SUPPLIED TEXT »
IPC projection for Jan-Mar 2016
The IPC projected “crisis” levels of food insecurity for Malakal County for the period of January to March 2016. This is down from the “emergency” levels projected for the County in early 2014. For Malakal town (assumedly including the Malakal PoC site), IPC specifies that the area “would likely be at least one phase worse without [the] humanitarian assistance” that being provided (Sept 2015).
Dominant Control during conflict: SPLA/M, but contested throughout.
Malakal town, Upper Nile State’s capital, has been the site of significant fighting for the length of the conflict. Control of the town switched between the SPLA IO and SPLA multiple times following the outbreak of violence in December 2013. In periods of intense fighting, the town was repeatedly deserted as the civilian population fled to the nearby UN base and neighboring counties. By April 2015, however, the SPLA had regained controlled of much of Upper Nile State – including Malakal, Akoka, Baliet, Fashoda, Maban, Melut and Renk Counties – while the SPLA IO maintained a presence in rural areas of Longochuk, Maiwut, Manyo, Nasir, Panyikang and Ulang counties.
Shilluk fighters were initially the backbone of the SPLA forces on the western bank of the White Nile River in Upper Nile State. However, under the command of Johnson Olonyi, these fighters were only minimally integrated into the rest of the SPLA (Small Arms Survey 2015). Following the (local) defeat of the SPLA IO in 2015, underlying tensions between the Upper Nile State’s Shilluk and Padang Dinka communities remerged and escalated. In May 2016, Olonyi defected from the SPLA, formed a Shilluk militia called the Agweleks, and attacked Malakal town. His forces took (temporary) control of Malakal and campaigned north, before being stopped by the SPLA 1st Division. A few months later, Okiech also defected and formed the Tiger Faction New Forces (TFNF) in Manyo County. Conflict between the Shilluk forces and the SPLA in Upper Nile State continues
Territorial disputes and conflict between the communities on both sides of the White Nile date back to the second civil war. During that period, Dinka communities moved into land on either side of the White Nile that the Shilluk community considers their own. Under President Kiir’s 28 states decree, most of the area west of the Nile in Upper Nile State is part of a new Shilluk dominated Western Nile State. However, Kiir’s plan allocates Malakal County to Eastern Nile State, dividing Western Nile State into two non contiguous halves, with Fashoda and Manyo counties to the north and Panyikang to the south. The Shilluk community largely rejects the proposal, viewing it as only the most recent iteration of a long history of government supported Dinka land grabbing and political marginalization.

[Element region listings]
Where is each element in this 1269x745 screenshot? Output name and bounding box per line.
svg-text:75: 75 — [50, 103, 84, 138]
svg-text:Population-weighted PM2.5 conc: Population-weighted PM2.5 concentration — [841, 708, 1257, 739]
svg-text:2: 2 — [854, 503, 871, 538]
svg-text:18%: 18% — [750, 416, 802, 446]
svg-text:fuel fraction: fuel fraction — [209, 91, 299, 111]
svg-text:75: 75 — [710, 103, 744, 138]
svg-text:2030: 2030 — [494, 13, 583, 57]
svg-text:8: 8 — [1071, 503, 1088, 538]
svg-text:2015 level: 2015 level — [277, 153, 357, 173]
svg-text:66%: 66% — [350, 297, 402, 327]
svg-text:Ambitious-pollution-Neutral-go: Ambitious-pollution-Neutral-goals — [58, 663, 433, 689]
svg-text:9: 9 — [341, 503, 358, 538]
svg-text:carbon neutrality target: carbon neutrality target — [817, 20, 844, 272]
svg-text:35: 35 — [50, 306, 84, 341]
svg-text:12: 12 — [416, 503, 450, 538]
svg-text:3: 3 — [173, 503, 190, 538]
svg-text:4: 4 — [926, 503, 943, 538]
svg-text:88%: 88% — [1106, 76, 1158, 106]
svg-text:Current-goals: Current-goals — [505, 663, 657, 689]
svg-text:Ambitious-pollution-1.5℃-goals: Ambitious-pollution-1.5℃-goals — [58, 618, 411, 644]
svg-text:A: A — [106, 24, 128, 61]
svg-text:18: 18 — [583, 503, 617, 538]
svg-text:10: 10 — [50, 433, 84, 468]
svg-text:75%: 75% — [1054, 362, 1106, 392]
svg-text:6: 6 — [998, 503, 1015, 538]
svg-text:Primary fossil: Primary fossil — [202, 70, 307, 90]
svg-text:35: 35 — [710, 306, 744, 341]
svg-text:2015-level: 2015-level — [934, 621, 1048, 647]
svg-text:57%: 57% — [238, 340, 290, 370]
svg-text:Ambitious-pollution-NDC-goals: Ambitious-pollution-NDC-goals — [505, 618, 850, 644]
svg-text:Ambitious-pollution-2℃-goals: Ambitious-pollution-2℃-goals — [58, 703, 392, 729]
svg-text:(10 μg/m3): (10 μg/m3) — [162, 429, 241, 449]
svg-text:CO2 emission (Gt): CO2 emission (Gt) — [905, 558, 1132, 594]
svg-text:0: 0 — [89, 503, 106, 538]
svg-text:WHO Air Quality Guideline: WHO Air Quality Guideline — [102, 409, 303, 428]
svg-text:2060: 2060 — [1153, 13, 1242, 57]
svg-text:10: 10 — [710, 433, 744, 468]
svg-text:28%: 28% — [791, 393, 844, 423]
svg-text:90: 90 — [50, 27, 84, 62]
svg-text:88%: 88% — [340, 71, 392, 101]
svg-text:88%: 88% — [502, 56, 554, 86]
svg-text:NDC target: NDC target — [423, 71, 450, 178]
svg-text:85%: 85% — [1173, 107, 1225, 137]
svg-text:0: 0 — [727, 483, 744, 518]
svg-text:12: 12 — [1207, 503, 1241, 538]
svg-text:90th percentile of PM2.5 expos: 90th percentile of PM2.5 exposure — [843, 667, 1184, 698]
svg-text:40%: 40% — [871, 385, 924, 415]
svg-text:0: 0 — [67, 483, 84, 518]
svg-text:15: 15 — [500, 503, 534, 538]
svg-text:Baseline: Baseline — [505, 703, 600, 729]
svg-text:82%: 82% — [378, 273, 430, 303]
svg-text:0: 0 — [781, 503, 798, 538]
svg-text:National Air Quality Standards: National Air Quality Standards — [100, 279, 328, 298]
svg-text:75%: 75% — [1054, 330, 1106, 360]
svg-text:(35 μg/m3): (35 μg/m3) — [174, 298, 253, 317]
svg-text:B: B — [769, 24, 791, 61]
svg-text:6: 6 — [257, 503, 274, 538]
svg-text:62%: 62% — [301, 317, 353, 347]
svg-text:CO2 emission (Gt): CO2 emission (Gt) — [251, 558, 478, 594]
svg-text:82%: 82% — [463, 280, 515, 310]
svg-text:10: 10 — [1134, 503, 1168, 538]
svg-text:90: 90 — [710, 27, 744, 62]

GOAL OF THE EXERCISE »
Answer these questions using the text on Malakal:
1. What level of food insecurity did the IPC project for Malakal County for January to March 2016?
2. What was the Shilluk militia that Olonyi formed in May 2016 called?
3. Under Kiir's 28 states decree, which state is Malakal County allocated to?

SOLUTION »
1. "Crisis" levels.
2. The Agweleks.
3. Eastern Nile State.